— START DATA SHOWN —

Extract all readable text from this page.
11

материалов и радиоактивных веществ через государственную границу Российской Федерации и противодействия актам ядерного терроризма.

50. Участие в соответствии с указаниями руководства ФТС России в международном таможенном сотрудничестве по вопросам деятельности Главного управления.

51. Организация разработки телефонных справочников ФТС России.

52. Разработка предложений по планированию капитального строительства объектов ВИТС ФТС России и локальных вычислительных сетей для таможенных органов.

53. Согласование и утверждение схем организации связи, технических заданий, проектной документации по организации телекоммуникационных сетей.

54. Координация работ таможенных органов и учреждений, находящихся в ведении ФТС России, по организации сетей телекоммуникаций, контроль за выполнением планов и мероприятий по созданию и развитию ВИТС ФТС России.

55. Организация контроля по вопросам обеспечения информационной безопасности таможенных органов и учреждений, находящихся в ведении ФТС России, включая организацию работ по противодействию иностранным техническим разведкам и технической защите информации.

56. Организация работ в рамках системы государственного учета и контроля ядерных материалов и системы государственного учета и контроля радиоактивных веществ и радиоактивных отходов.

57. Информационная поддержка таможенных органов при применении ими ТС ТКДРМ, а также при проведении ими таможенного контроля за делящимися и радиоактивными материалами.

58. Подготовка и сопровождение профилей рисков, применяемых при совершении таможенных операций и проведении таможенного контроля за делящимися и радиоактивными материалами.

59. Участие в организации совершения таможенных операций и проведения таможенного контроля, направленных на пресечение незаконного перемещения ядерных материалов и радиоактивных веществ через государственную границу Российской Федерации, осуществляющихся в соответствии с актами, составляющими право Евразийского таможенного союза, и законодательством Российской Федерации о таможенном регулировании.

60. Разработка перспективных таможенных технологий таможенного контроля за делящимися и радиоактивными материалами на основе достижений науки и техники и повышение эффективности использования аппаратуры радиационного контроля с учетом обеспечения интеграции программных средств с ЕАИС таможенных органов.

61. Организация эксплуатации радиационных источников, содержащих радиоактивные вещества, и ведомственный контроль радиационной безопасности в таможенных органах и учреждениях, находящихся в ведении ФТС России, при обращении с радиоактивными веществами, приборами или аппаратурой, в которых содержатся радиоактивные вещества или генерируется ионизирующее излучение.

— END DATA SHOWN —

Copy out each line exactly as written.

ANSWER IN FULL –
Extract all readable text from this page.
11

материалов и радиоактивных веществ через государственную границу Российской Федерации и противодействия актам ядерного терроризма.

50. Участие в соответствии с указаниями руководства ФТС России в международном таможенном сотрудничестве по вопросам деятельности Главного управления.

51. Организация разработки телефонных справочников ФТС России.

52. Разработка предложений по планированию капитального строительства объектов ВИТС ФТС России и локальных вычислительных сетей для таможенных органов.

53. Согласование и утверждение схем организации связи, технических заданий, проектной документации по организации телекоммуникационных сетей.

54. Координация работ таможенных органов и учреждений, находящихся в ведении ФТС России, по организации сетей телекоммуникаций, контроль за выполнением планов и мероприятий по созданию и развитию ВИТС ФТС России.

55. Организация контроля по вопросам обеспечения информационной безопасности таможенных органов и учреждений, находящихся в ведении ФТС России, включая организацию работ по противодействию иностранным техническим разведкам и технической защите информации.

56. Организация работ в рамках системы государственного учета и контроля ядерных материалов и системы государственного учета и контроля радиоактивных веществ и радиоактивных отходов.

57. Информационная поддержка таможенных органов при применении ими ТС ТКДРМ, а также при проведении ими таможенного контроля за делящимися и радиоактивными материалами.

58. Подготовка и сопровождение профилей рисков, применяемых при совершении таможенных операций и проведении таможенного контроля за делящимися и радиоактивными материалами.

59. Участие в организации совершения таможенных операций и проведения таможенного контроля, направленных на пресечение незаконного перемещения ядерных материалов и радиоактивных веществ через государственную границу Российской Федерации, осуществляющихся в соответствии с актами, составляющими право Евразийского таможенного союза, и законодательством Российской Федерации о таможенном регулировании.

60. Разработка перспективных таможенных технологий таможенного контроля за делящимися и радиоактивными материалами на основе достижений науки и техники и повышение эффективности использования аппаратуры радиационного контроля с учетом обеспечения интеграции программных средств с ЕАИС таможенных органов.

61. Организация эксплуатации радиационных источников, содержащих радиоактивные вещества, и ведомственный контроль радиационной безопасности в таможенных органах и учреждениях, находящихся в ведении ФТС России, при обращении с радиоактивными веществами, приборами или аппаратурой, в которых содержатся радиоактивные вещества или генерируется ионизирующее излучение.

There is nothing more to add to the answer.